— start of TASK MATERIAL —

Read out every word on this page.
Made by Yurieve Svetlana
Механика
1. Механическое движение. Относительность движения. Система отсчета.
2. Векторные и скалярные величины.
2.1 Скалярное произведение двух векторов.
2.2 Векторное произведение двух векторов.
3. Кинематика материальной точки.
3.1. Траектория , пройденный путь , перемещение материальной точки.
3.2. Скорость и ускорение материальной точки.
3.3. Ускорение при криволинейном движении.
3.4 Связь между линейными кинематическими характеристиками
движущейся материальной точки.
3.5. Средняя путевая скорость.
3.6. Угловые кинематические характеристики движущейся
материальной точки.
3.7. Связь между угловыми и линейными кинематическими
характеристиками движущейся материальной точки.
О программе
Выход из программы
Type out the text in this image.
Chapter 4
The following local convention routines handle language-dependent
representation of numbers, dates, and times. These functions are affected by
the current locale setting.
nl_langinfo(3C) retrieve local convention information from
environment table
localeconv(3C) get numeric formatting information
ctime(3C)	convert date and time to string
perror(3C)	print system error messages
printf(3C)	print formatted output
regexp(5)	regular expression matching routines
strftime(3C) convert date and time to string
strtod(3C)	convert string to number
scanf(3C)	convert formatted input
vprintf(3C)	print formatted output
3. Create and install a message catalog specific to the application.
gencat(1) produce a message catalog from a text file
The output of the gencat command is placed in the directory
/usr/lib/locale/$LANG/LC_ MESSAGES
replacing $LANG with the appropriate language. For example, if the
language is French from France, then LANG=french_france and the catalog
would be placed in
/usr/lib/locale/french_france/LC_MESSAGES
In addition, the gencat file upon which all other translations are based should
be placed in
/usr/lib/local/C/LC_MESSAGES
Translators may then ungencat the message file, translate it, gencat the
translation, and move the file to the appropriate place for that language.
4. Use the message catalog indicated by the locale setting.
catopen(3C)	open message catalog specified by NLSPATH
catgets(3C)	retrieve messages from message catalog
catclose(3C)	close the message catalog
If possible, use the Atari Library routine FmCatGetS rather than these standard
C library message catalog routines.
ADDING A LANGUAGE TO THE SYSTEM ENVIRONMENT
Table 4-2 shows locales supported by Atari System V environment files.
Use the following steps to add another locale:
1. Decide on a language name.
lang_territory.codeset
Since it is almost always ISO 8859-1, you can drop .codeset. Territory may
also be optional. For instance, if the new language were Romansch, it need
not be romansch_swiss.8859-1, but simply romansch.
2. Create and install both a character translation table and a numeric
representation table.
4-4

— end of TASK MATERIAL —

SHORT EXERCISE
Search the listing for the string "from". Copy each line where it turns up.

WRITTEN RESPONSE
nl_langinfo(3C) retrieve local convention information from
gencat(1) produce a message catalog from a text file
language is French from France, then LANG=french_france and the catalog
catgets(3C)	retrieve messages from message catalog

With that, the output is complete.